Go through the records underneath and write each one out again exactly.
** Begin Provided records **
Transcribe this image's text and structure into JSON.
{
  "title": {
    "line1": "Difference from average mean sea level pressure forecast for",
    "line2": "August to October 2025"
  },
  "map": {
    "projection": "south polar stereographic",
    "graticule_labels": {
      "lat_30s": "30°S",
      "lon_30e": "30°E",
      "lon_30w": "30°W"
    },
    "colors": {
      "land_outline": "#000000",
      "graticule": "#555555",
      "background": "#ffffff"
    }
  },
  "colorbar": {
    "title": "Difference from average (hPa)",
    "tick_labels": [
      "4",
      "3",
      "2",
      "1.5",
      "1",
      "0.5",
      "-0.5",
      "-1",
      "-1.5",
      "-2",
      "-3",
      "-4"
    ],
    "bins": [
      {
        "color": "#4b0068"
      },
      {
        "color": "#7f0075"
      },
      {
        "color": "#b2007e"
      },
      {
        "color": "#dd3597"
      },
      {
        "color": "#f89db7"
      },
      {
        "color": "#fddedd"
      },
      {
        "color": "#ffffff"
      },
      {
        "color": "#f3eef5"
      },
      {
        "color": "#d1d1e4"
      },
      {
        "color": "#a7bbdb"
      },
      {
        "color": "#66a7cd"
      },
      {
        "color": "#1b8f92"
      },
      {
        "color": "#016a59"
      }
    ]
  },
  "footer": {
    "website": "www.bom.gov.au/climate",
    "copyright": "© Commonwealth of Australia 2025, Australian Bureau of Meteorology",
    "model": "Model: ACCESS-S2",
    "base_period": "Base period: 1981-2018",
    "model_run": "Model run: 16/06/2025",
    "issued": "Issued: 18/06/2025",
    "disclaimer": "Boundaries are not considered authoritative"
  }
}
** End Provided records **
→ Solution for this task
Transcribe this image's text and structure into JSON.
{
  "title": {
    "line1": "Difference from average mean sea level pressure forecast for",
    "line2": "August to October 2025"
  },
  "map": {
    "projection": "south polar stereographic",
    "graticule_labels": {
      "lat_30s": "30°S",
      "lon_30e": "30°E",
      "lon_30w": "30°W"
    },
    "colors": {
      "land_outline": "#000000",
      "graticule": "#555555",
      "background": "#ffffff"
    }
  },
  "colorbar": {
    "title": "Difference from average (hPa)",
    "tick_labels": [
      "4",
      "3",
      "2",
      "1.5",
      "1",
      "0.5",
      "-0.5",
      "-1",
      "-1.5",
      "-2",
      "-3",
      "-4"
    ],
    "bins": [
      {
        "color": "#4b0068"
      },
      {
        "color": "#7f0075"
      },
      {
        "color": "#b2007e"
      },
      {
        "color": "#dd3597"
      },
      {
        "color": "#f89db7"
      },
      {
        "color": "#fddedd"
      },
      {
        "color": "#ffffff"
      },
      {
        "color": "#f3eef5"
      },
      {
        "color": "#d1d1e4"
      },
      {
        "color": "#a7bbdb"
      },
      {
        "color": "#66a7cd"
      },
      {
        "color": "#1b8f92"
      },
      {
        "color": "#016a59"
      }
    ]
  },
  "footer": {
    "website": "www.bom.gov.au/climate",
    "copyright": "© Commonwealth of Australia 2025, Australian Bureau of Meteorology",
    "model": "Model: ACCESS-S2",
    "base_period": "Base period: 1981-2018",
    "model_run": "Model run: 16/06/2025",
    "issued": "Issued: 18/06/2025",
    "disclaimer": "Boundaries are not considered authoritative"
  }
}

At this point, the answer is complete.